# Task to complete
Search the records for "representation" and copy each line that holds it.
··· Source material
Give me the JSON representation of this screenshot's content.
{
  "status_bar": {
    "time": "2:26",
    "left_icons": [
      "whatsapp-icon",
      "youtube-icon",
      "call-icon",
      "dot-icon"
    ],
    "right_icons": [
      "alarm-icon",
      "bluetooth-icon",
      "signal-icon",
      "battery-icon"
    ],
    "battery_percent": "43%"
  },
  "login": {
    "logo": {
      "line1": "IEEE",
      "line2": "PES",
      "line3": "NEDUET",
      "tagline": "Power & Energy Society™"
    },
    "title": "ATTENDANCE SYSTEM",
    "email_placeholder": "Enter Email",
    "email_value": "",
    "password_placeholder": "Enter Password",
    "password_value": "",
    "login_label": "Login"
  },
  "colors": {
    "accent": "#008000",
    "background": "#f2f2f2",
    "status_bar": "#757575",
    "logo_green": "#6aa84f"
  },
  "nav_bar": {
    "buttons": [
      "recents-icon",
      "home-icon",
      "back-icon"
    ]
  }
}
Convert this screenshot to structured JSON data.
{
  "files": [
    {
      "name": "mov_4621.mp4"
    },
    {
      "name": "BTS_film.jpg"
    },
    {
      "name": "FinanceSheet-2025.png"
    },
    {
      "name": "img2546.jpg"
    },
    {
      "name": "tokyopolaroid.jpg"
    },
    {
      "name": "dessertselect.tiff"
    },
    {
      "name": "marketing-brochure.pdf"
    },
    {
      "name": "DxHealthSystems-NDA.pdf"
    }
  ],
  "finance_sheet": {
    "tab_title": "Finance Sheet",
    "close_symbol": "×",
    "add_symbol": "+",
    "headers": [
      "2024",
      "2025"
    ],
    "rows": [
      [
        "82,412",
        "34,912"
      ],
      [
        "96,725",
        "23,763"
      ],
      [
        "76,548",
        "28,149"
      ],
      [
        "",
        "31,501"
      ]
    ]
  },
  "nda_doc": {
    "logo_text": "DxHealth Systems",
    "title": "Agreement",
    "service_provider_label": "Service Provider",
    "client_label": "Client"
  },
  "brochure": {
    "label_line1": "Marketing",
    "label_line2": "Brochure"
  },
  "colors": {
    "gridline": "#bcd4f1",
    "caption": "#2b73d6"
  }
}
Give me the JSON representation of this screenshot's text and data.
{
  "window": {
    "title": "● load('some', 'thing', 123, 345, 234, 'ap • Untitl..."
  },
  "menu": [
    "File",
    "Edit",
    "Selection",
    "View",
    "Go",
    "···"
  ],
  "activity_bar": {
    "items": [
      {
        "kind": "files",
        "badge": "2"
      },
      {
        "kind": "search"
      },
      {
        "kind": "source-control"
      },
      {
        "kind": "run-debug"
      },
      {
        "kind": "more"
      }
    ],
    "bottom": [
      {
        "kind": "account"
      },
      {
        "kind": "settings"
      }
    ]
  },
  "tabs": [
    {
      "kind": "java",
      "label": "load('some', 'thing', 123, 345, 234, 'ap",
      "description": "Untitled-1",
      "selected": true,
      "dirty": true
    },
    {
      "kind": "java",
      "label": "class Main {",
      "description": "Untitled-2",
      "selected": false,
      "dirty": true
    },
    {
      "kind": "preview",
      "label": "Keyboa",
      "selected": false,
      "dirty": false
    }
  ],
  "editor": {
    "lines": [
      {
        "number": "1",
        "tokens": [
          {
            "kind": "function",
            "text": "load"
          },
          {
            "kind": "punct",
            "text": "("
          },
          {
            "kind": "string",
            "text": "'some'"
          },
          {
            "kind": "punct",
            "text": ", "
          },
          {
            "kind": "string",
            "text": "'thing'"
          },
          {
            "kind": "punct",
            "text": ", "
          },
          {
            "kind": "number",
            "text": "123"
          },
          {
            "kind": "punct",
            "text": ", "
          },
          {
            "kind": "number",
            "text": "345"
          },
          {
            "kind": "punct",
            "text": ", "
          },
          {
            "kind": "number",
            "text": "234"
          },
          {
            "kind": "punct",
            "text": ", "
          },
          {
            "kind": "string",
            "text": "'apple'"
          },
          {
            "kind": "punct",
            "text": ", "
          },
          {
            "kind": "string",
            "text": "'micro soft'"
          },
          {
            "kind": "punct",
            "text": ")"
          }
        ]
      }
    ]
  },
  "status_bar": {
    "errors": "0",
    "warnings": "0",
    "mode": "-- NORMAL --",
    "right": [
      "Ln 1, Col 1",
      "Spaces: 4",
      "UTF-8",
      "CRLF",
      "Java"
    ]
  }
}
······
# Reply
Give me the JSON representation of this screenshot's content.
Give me the JSON representation of this screenshot's text and data.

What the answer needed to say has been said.